Collected data:
::::

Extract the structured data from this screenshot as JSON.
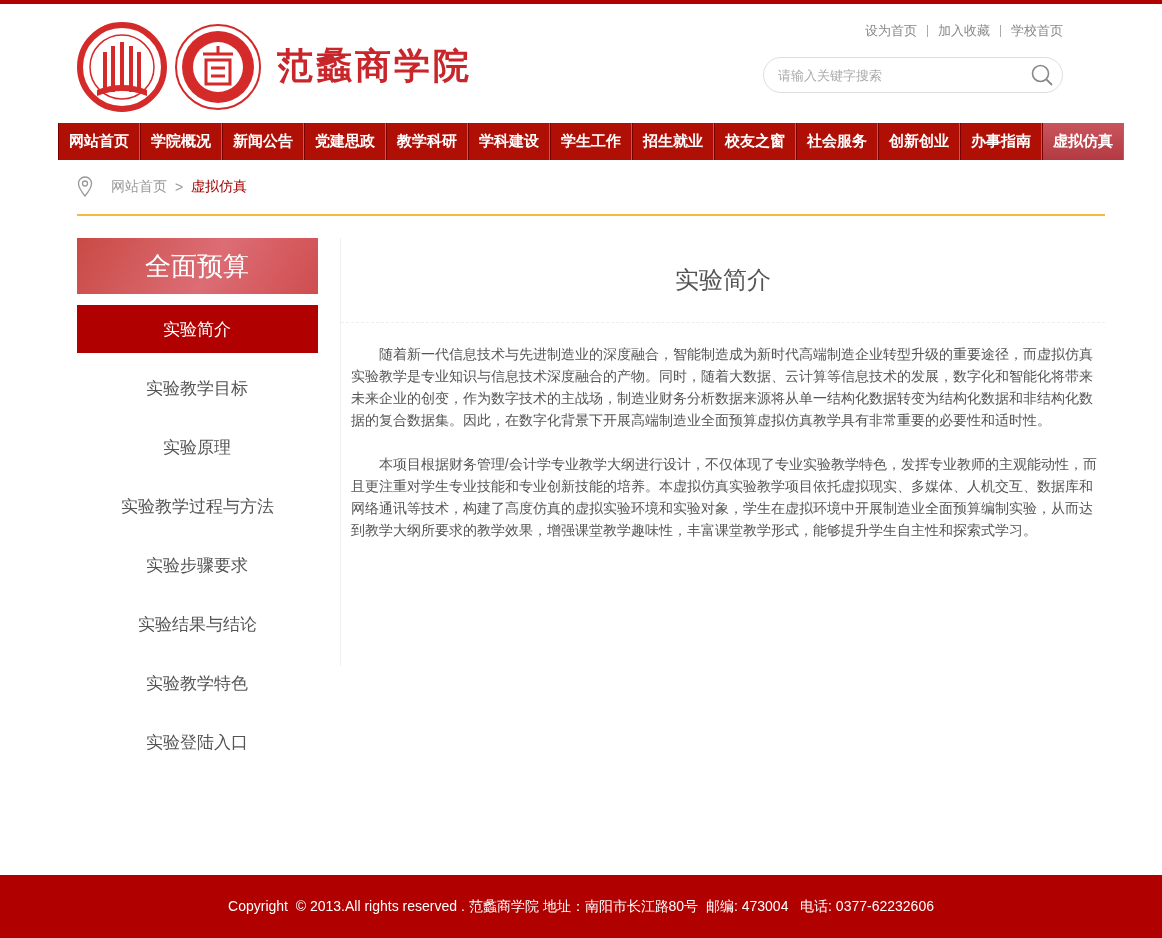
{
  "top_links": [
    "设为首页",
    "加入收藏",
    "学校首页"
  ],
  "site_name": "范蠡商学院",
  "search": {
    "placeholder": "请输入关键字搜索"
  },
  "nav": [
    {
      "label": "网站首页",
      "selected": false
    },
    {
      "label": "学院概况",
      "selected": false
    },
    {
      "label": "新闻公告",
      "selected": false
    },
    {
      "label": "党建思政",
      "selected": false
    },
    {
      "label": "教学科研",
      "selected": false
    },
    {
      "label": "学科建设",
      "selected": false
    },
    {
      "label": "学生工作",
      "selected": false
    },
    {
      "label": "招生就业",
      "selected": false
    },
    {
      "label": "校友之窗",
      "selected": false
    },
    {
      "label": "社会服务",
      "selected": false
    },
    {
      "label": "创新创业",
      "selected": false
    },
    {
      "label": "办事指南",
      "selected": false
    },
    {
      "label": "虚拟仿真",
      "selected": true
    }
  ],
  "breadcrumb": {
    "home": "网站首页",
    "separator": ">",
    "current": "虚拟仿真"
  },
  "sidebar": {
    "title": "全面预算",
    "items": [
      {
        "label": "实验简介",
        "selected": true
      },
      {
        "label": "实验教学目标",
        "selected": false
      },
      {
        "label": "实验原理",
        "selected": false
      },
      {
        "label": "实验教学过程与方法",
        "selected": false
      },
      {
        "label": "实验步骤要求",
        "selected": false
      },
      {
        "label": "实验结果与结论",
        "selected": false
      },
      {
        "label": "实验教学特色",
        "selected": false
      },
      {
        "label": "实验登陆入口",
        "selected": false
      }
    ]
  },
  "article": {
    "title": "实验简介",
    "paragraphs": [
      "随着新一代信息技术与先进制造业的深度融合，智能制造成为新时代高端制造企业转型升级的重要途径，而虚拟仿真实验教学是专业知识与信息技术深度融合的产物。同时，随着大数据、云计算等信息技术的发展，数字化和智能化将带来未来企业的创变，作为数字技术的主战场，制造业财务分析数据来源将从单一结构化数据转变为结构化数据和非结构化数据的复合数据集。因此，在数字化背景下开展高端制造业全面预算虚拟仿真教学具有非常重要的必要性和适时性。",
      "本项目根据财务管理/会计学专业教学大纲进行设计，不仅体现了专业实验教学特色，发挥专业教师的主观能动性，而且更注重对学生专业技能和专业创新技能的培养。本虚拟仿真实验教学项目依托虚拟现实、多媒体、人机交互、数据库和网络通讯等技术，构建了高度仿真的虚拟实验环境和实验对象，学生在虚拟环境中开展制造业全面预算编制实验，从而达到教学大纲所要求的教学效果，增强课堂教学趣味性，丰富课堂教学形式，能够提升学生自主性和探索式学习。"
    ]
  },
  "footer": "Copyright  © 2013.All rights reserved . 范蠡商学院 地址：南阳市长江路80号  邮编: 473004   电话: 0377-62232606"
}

::::

- _Aim of the exercise_
Only a number is expected here: the count of lines in the listing that hold the string "范蠡商学院".

- _Response for this exercise_
2